** Exercise details **
Retype the whole listing verbatim and keep the pictures out of it.
** start of Records for this task **
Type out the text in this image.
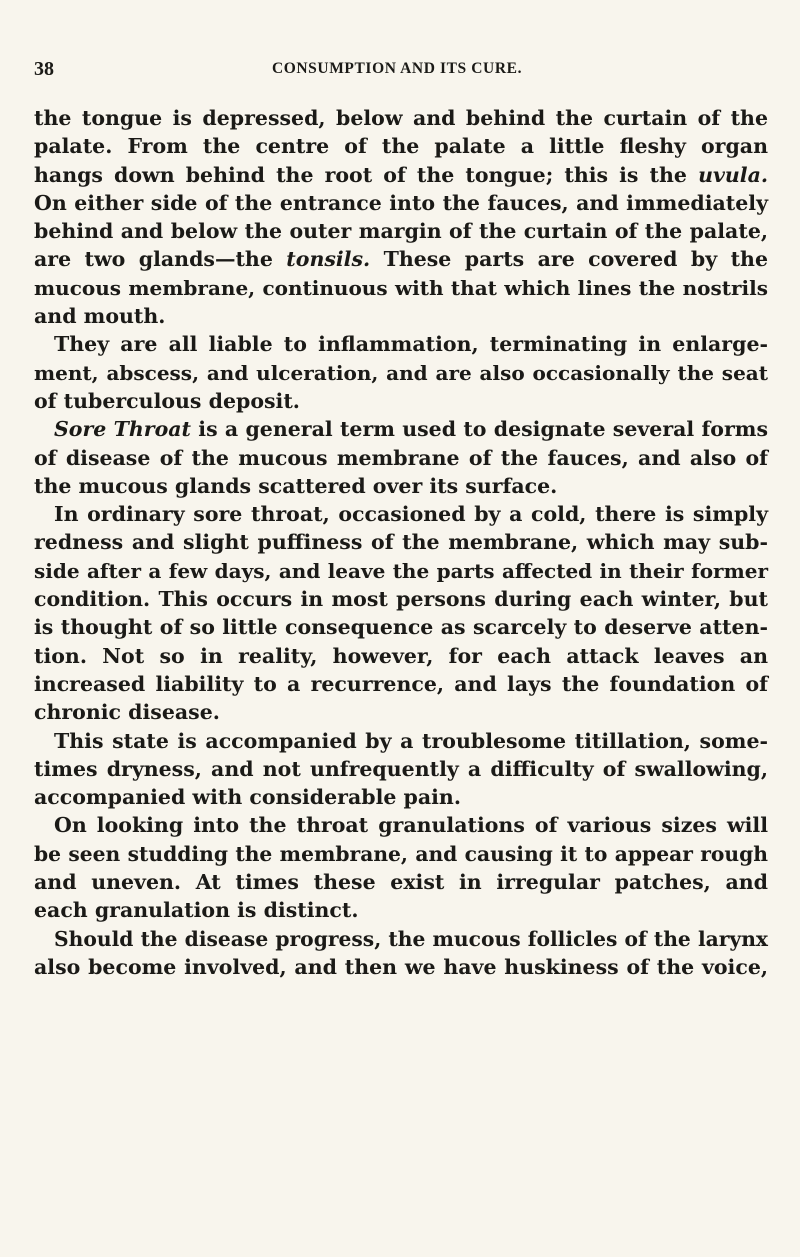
38	CONSUMPTION AND ITS CURE.
the tongue is depressed, below and behind the curtain of the
palate. From the centre of the palate a little fleshy organ
hangs down behind the root of the tongue; this is the uvula.
On either side of the entrance into the fauces, and immediately
behind and below the outer margin of the curtain of the palate,
are two glands—the tonsils. These parts are covered by the
mucous membrane, continuous with that which lines the nostrils
and mouth.
They are all liable to inflammation, terminating in enlarge-
ment, abscess, and ulceration, and are also occasionally the seat
of tuberculous deposit.
Sore Throat is a general term used to designate several forms
of disease of the mucous membrane of the fauces, and also of
the mucous glands scattered over its surface.
In ordinary sore throat, occasioned by a cold, there is simply
redness and slight puffiness of the membrane, which may sub-
side after a few days, and leave the parts affected in their former
condition. This occurs in most persons during each winter, but
is thought of so little consequence as scarcely to deserve atten-
tion. Not so in reality, however, for each attack leaves an
increased liability to a recurrence, and lays the foundation of
chronic disease.
This state is accompanied by a troublesome titillation, some-
times dryness, and not unfrequently a difficulty of swallowing,
accompanied with considerable pain.
On looking into the throat granulations of various sizes will
be seen studding the membrane, and causing it to appear rough
and uneven. At times these exist in irregular patches, and
each granulation is distinct.
Should the disease progress, the mucous follicles of the larynx
also become involved, and then we have huskiness of the voice,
** end of Records for this task **
** Response to this task **
Type out the text in this image.
38	CONSUMPTION AND ITS CURE.
the tongue is depressed, below and behind the curtain of the
palate. From the centre of the palate a little fleshy organ
hangs down behind the root of the tongue; this is the uvula.
On either side of the entrance into the fauces, and immediately
behind and below the outer margin of the curtain of the palate,
are two glands—the tonsils. These parts are covered by the
mucous membrane, continuous with that which lines the nostrils
and mouth.
They are all liable to inflammation, terminating in enlarge-
ment, abscess, and ulceration, and are also occasionally the seat
of tuberculous deposit.
Sore Throat is a general term used to designate several forms
of disease of the mucous membrane of the fauces, and also of
the mucous glands scattered over its surface.
In ordinary sore throat, occasioned by a cold, there is simply
redness and slight puffiness of the membrane, which may sub-
side after a few days, and leave the parts affected in their former
condition. This occurs in most persons during each winter, but
is thought of so little consequence as scarcely to deserve atten-
tion. Not so in reality, however, for each attack leaves an
increased liability to a recurrence, and lays the foundation of
chronic disease.
This state is accompanied by a troublesome titillation, some-
times dryness, and not unfrequently a difficulty of swallowing,
accompanied with considerable pain.
On looking into the throat granulations of various sizes will
be seen studding the membrane, and causing it to appear rough
and uneven. At times these exist in irregular patches, and
each granulation is distinct.
Should the disease progress, the mucous follicles of the larynx
also become involved, and then we have huskiness of the voice,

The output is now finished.